Items:
·····

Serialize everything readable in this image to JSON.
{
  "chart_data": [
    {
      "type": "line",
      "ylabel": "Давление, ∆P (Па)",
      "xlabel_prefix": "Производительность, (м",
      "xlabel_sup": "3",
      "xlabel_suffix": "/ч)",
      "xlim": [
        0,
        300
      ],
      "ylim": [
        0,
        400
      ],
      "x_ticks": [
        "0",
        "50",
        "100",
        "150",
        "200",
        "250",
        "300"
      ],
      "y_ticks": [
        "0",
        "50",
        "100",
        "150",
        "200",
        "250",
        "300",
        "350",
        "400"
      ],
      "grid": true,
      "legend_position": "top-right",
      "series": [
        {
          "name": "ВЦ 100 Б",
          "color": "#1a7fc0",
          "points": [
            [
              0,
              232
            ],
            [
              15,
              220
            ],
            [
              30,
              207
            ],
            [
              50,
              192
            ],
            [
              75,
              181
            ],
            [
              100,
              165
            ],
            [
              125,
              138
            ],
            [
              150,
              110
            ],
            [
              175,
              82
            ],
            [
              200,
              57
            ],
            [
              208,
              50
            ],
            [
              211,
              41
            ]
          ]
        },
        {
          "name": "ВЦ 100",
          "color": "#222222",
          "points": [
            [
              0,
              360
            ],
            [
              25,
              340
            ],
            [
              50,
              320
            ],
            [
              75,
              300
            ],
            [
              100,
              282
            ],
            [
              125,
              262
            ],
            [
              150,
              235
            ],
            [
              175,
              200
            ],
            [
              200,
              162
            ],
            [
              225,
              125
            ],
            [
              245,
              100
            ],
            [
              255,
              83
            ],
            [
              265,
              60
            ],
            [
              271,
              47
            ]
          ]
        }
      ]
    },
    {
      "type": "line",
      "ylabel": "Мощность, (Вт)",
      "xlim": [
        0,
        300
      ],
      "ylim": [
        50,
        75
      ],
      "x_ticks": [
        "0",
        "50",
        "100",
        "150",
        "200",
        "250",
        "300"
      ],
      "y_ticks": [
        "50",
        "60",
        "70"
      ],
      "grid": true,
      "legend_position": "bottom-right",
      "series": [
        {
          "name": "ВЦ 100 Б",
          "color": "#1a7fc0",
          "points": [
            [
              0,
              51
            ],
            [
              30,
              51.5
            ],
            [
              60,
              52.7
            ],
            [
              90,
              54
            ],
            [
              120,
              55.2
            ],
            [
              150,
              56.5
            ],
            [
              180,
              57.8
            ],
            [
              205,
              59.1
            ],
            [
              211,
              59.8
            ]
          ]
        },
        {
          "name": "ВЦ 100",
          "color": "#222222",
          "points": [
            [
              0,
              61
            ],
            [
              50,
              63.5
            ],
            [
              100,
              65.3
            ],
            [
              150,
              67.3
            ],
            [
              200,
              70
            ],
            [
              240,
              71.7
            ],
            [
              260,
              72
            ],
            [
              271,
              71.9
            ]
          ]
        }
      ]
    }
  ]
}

·····

Task description: Select every line where the word "right" occurs.

Response to this task:
      "legend_position": "top-right",
      "legend_position": "bottom-right",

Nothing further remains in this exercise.